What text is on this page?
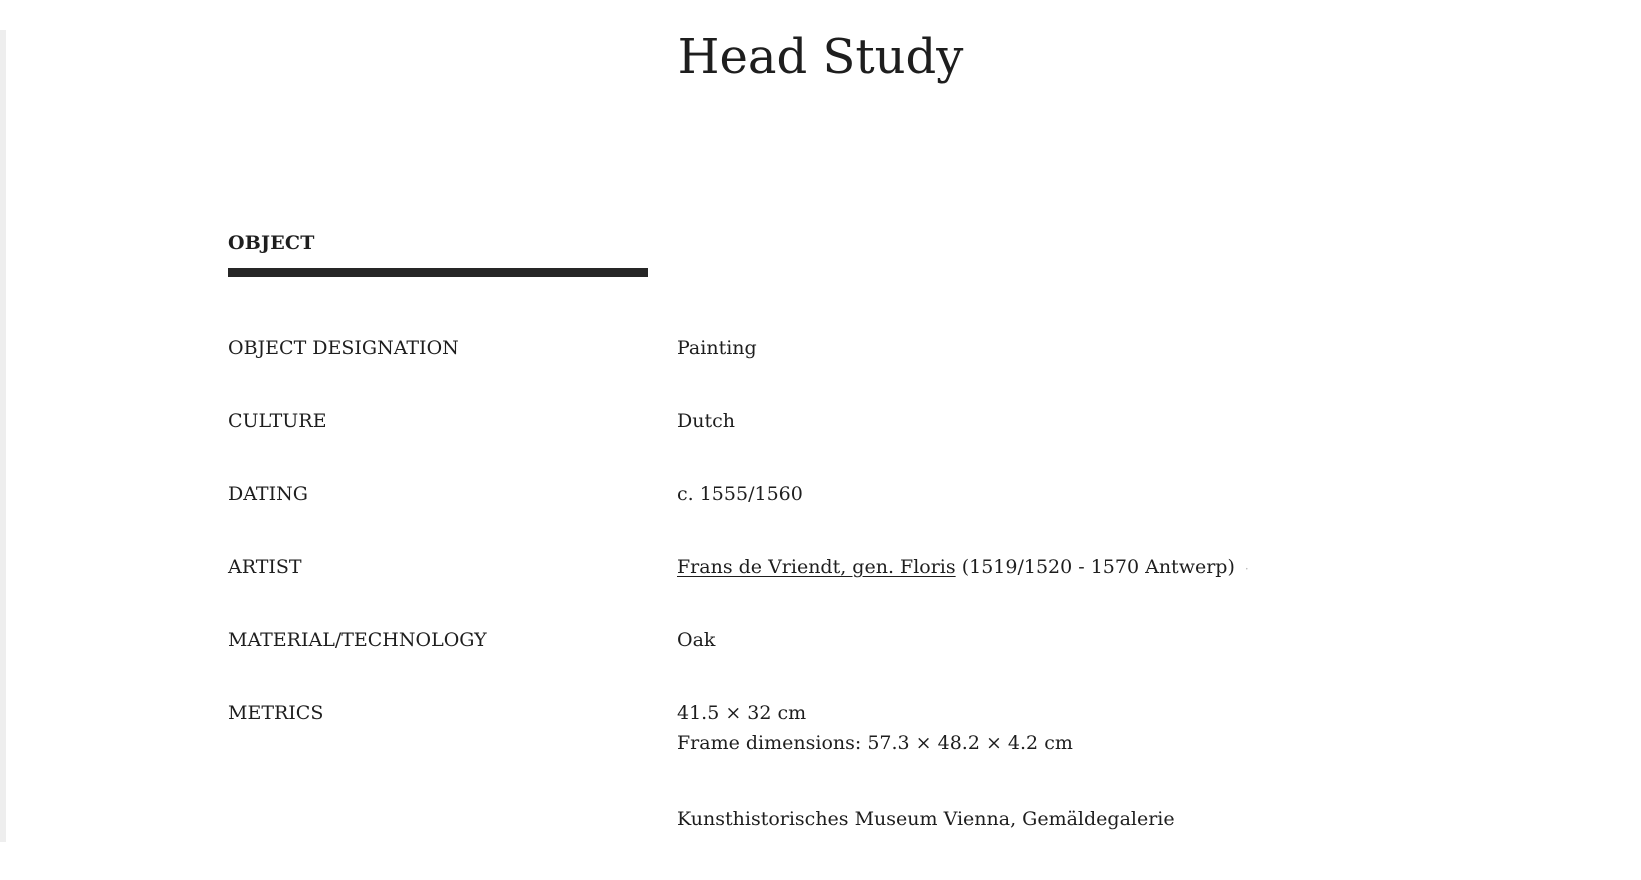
Head Study
OBJECT
OBJECT DESIGNATION	Painting
CULTURE	Dutch
DATING	c. 1555/1560
ARTIST	Frans de Vriendt, gen. Floris (1519/1520 - 1570 Antwerp) ·
MATERIAL/TECHNOLOGY	Oak
METRICS	41.5 × 32 cm
Frame dimensions: 57.3 × 48.2 × 4.2 cm
Kunsthistorisches Museum Vienna, Gemäldegalerie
------------------------------------
What is required:
Go through the material and copy out every line with "OBJECT" in it.

Solution for this task:
OBJECT
OBJECT DESIGNATION	Painting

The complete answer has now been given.